§ **PROMPT**
Below are the records. Restate word for word every line from the one that contains "Read out every word on this page." through the final line, both included.

§ **RECORDS SUPPLIED**

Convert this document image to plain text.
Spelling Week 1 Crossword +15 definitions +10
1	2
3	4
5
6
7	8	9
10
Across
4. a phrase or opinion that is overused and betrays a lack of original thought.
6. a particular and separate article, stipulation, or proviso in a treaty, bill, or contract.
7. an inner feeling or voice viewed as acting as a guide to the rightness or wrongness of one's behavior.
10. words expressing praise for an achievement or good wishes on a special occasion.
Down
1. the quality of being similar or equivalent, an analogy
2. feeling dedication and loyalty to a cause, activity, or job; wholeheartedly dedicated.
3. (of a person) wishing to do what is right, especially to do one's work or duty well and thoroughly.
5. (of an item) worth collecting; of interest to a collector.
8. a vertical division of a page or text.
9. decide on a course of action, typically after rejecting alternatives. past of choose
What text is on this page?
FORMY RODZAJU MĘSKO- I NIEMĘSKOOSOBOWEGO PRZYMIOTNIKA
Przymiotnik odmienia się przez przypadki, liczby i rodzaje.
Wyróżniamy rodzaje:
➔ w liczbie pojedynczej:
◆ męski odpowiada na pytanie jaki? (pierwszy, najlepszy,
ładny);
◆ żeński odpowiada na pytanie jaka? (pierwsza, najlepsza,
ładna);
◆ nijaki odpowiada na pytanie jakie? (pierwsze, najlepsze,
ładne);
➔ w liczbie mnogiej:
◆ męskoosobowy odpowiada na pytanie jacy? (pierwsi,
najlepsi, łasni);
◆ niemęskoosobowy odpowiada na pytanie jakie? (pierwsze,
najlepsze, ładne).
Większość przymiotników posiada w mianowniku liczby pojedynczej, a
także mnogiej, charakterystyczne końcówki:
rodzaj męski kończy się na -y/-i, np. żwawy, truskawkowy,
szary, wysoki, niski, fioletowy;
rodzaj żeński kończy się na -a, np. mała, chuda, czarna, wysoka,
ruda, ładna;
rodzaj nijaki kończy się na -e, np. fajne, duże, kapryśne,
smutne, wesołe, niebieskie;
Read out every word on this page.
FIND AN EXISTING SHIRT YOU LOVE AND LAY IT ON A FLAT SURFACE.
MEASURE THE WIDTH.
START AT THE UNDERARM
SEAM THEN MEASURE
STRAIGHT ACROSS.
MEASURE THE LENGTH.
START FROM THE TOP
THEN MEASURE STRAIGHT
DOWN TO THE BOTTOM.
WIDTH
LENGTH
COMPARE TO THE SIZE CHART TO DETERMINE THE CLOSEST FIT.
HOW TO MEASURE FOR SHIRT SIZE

§ **EXERCISE ANSWER**
Read out every word on this page.
FIND AN EXISTING SHIRT YOU LOVE AND LAY IT ON A FLAT SURFACE.
MEASURE THE WIDTH.
START AT THE UNDERARM
SEAM THEN MEASURE
STRAIGHT ACROSS.
MEASURE THE LENGTH.
START FROM THE TOP
THEN MEASURE STRAIGHT
DOWN TO THE BOTTOM.
WIDTH
LENGTH
COMPARE TO THE SIZE CHART TO DETERMINE THE CLOSEST FIT.
HOW TO MEASURE FOR SHIRT SIZE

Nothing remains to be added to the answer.